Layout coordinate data
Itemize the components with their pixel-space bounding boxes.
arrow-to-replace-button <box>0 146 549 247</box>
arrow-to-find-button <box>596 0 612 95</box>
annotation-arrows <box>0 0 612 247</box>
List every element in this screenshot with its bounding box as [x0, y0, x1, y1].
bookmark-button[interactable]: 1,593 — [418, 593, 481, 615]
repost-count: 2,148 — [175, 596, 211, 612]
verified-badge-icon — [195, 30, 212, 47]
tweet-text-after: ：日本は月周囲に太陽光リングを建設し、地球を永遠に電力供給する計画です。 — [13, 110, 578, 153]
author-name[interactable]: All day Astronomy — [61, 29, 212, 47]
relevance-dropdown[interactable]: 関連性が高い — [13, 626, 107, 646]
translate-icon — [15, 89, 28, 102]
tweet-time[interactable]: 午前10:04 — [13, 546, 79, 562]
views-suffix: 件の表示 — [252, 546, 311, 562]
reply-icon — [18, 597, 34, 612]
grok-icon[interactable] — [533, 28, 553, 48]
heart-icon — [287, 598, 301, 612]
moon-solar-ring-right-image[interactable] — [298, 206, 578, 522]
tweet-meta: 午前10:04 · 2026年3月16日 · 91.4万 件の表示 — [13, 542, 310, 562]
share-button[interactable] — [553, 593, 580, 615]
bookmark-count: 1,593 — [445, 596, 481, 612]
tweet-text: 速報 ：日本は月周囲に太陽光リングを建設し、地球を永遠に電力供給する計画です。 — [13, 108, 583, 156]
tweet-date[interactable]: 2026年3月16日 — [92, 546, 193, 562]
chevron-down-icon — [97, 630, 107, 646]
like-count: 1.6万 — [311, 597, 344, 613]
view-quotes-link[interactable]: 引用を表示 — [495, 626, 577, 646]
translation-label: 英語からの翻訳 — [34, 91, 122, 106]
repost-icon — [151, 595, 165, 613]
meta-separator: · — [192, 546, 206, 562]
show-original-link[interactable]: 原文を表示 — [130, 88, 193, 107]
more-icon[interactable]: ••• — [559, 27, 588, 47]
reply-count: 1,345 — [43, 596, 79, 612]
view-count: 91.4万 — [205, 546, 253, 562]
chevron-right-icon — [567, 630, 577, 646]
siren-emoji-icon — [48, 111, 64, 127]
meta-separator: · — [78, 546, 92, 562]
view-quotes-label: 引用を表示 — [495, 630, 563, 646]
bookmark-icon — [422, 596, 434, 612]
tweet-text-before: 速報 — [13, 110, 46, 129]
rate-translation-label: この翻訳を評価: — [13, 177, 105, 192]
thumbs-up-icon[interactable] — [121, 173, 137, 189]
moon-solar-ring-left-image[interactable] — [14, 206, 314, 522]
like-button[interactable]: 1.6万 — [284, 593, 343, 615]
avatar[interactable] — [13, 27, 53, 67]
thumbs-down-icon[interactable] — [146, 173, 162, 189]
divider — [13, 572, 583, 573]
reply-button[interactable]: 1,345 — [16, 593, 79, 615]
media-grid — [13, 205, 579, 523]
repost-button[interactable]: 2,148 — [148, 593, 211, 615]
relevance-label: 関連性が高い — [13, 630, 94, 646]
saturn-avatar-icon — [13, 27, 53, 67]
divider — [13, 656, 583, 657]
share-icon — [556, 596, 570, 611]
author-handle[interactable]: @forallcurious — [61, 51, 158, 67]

TASK STATEMENT: Reproduce all of the entries above, putting "horizontal-rule" in place of every "divider" and leaving everything else unchanged.

TASK OUTPUT:
Itemize the components with their pixel-space bounding boxes.
arrow-to-replace-button <box>0 146 549 247</box>
arrow-to-find-button <box>596 0 612 95</box>
annotation-arrows <box>0 0 612 247</box>
List every element in this screenshot with its bounding box as [x0, y0, x1, y1].
bookmark-button[interactable]: 1,593 — [418, 593, 481, 615]
repost-count: 2,148 — [175, 596, 211, 612]
verified-badge-icon — [195, 30, 212, 47]
tweet-text-after: ：日本は月周囲に太陽光リングを建設し、地球を永遠に電力供給する計画です。 — [13, 110, 578, 153]
author-name[interactable]: All day Astronomy — [61, 29, 212, 47]
relevance-dropdown[interactable]: 関連性が高い — [13, 626, 107, 646]
translate-icon — [15, 89, 28, 102]
tweet-time[interactable]: 午前10:04 — [13, 546, 79, 562]
views-suffix: 件の表示 — [252, 546, 311, 562]
reply-icon — [18, 597, 34, 612]
grok-icon[interactable] — [533, 28, 553, 48]
heart-icon — [287, 598, 301, 612]
moon-solar-ring-right-image[interactable] — [298, 206, 578, 522]
tweet-meta: 午前10:04 · 2026年3月16日 · 91.4万 件の表示 — [13, 542, 310, 562]
share-button[interactable] — [553, 593, 580, 615]
bookmark-count: 1,593 — [445, 596, 481, 612]
tweet-text: 速報 ：日本は月周囲に太陽光リングを建設し、地球を永遠に電力供給する計画です。 — [13, 108, 583, 156]
tweet-date[interactable]: 2026年3月16日 — [92, 546, 193, 562]
chevron-down-icon — [97, 630, 107, 646]
like-count: 1.6万 — [311, 597, 344, 613]
view-quotes-link[interactable]: 引用を表示 — [495, 626, 577, 646]
translation-label: 英語からの翻訳 — [34, 91, 122, 106]
repost-icon — [151, 595, 165, 613]
meta-separator: · — [192, 546, 206, 562]
show-original-link[interactable]: 原文を表示 — [130, 88, 193, 107]
more-icon[interactable]: ••• — [559, 27, 588, 47]
reply-count: 1,345 — [43, 596, 79, 612]
view-count: 91.4万 — [205, 546, 253, 562]
chevron-right-icon — [567, 630, 577, 646]
siren-emoji-icon — [48, 111, 64, 127]
meta-separator: · — [78, 546, 92, 562]
view-quotes-label: 引用を表示 — [495, 630, 563, 646]
bookmark-icon — [422, 596, 434, 612]
tweet-text-before: 速報 — [13, 110, 46, 129]
rate-translation-label: この翻訳を評価: — [13, 177, 105, 192]
thumbs-up-icon[interactable] — [121, 173, 137, 189]
moon-solar-ring-left-image[interactable] — [14, 206, 314, 522]
like-button[interactable]: 1.6万 — [284, 593, 343, 615]
avatar[interactable] — [13, 27, 53, 67]
thumbs-down-icon[interactable] — [146, 173, 162, 189]
horizontal-rule — [13, 572, 583, 573]
reply-button[interactable]: 1,345 — [16, 593, 79, 615]
media-grid — [13, 205, 579, 523]
repost-button[interactable]: 2,148 — [148, 593, 211, 615]
relevance-label: 関連性が高い — [13, 630, 94, 646]
saturn-avatar-icon — [13, 27, 53, 67]
horizontal-rule — [13, 656, 583, 657]
share-icon — [556, 596, 570, 611]
author-handle[interactable]: @forallcurious — [61, 51, 158, 67]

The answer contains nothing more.